-- RECORDS start --

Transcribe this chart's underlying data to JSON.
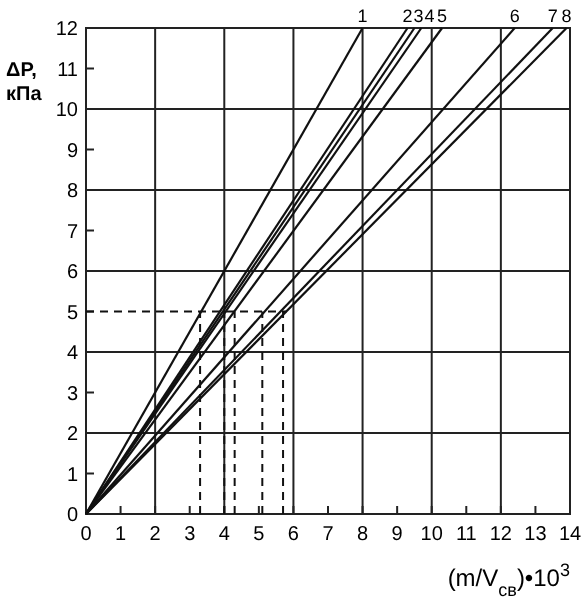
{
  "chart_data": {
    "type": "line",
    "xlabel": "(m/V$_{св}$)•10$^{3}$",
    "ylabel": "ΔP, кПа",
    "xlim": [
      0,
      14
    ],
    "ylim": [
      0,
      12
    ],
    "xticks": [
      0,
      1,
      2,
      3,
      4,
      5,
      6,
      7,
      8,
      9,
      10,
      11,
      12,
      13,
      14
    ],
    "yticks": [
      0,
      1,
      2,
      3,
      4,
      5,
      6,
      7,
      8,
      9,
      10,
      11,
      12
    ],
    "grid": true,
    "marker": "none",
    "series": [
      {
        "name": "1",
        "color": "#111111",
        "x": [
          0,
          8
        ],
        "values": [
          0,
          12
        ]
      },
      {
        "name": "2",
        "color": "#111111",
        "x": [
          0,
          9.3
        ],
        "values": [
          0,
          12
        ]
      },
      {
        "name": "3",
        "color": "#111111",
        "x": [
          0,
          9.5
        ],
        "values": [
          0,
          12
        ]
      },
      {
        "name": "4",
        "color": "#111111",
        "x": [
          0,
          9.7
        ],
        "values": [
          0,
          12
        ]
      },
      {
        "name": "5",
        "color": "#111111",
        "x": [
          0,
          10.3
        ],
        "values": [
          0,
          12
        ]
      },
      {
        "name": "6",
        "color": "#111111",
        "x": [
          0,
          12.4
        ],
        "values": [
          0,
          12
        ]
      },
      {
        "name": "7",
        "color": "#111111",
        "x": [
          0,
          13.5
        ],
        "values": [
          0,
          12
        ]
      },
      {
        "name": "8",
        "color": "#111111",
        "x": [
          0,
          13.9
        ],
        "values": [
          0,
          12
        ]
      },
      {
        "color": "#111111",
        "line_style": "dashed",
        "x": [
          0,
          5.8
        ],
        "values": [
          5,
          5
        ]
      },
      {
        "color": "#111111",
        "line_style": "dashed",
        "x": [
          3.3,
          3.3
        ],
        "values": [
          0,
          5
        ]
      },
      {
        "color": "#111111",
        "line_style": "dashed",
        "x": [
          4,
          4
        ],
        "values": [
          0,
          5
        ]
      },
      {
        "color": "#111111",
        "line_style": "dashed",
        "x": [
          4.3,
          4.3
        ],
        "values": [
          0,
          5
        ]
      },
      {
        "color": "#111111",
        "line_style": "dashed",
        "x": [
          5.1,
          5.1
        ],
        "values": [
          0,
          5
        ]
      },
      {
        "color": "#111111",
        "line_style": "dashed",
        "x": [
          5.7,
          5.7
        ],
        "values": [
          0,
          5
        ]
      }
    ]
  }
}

-- RECORDS end --

Copy all the records above exactly, but leave out the pictures.

Transcribe this chart's underlying data to JSON.
{
  "chart_data": {
    "type": "line",
    "xlabel": "(m/V$_{св}$)•10$^{3}$",
    "ylabel": "ΔP, кПа",
    "xlim": [
      0,
      14
    ],
    "ylim": [
      0,
      12
    ],
    "xticks": [
      0,
      1,
      2,
      3,
      4,
      5,
      6,
      7,
      8,
      9,
      10,
      11,
      12,
      13,
      14
    ],
    "yticks": [
      0,
      1,
      2,
      3,
      4,
      5,
      6,
      7,
      8,
      9,
      10,
      11,
      12
    ],
    "grid": true,
    "marker": "none",
    "series": [
      {
        "name": "1",
        "color": "#111111",
        "x": [
          0,
          8
        ],
        "values": [
          0,
          12
        ]
      },
      {
        "name": "2",
        "color": "#111111",
        "x": [
          0,
          9.3
        ],
        "values": [
          0,
          12
        ]
      },
      {
        "name": "3",
        "color": "#111111",
        "x": [
          0,
          9.5
        ],
        "values": [
          0,
          12
        ]
      },
      {
        "name": "4",
        "color": "#111111",
        "x": [
          0,
          9.7
        ],
        "values": [
          0,
          12
        ]
      },
      {
        "name": "5",
        "color": "#111111",
        "x": [
          0,
          10.3
        ],
        "values": [
          0,
          12
        ]
      },
      {
        "name": "6",
        "color": "#111111",
        "x": [
          0,
          12.4
        ],
        "values": [
          0,
          12
        ]
      },
      {
        "name": "7",
        "color": "#111111",
        "x": [
          0,
          13.5
        ],
        "values": [
          0,
          12
        ]
      },
      {
        "name": "8",
        "color": "#111111",
        "x": [
          0,
          13.9
        ],
        "values": [
          0,
          12
        ]
      },
      {
        "color": "#111111",
        "line_style": "dashed",
        "x": [
          0,
          5.8
        ],
        "values": [
          5,
          5
        ]
      },
      {
        "color": "#111111",
        "line_style": "dashed",
        "x": [
          3.3,
          3.3
        ],
        "values": [
          0,
          5
        ]
      },
      {
        "color": "#111111",
        "line_style": "dashed",
        "x": [
          4,
          4
        ],
        "values": [
          0,
          5
        ]
      },
      {
        "color": "#111111",
        "line_style": "dashed",
        "x": [
          4.3,
          4.3
        ],
        "values": [
          0,
          5
        ]
      },
      {
        "color": "#111111",
        "line_style": "dashed",
        "x": [
          5.1,
          5.1
        ],
        "values": [
          0,
          5
        ]
      },
      {
        "color": "#111111",
        "line_style": "dashed",
        "x": [
          5.7,
          5.7
        ],
        "values": [
          0,
          5
        ]
      }
    ]
  }
}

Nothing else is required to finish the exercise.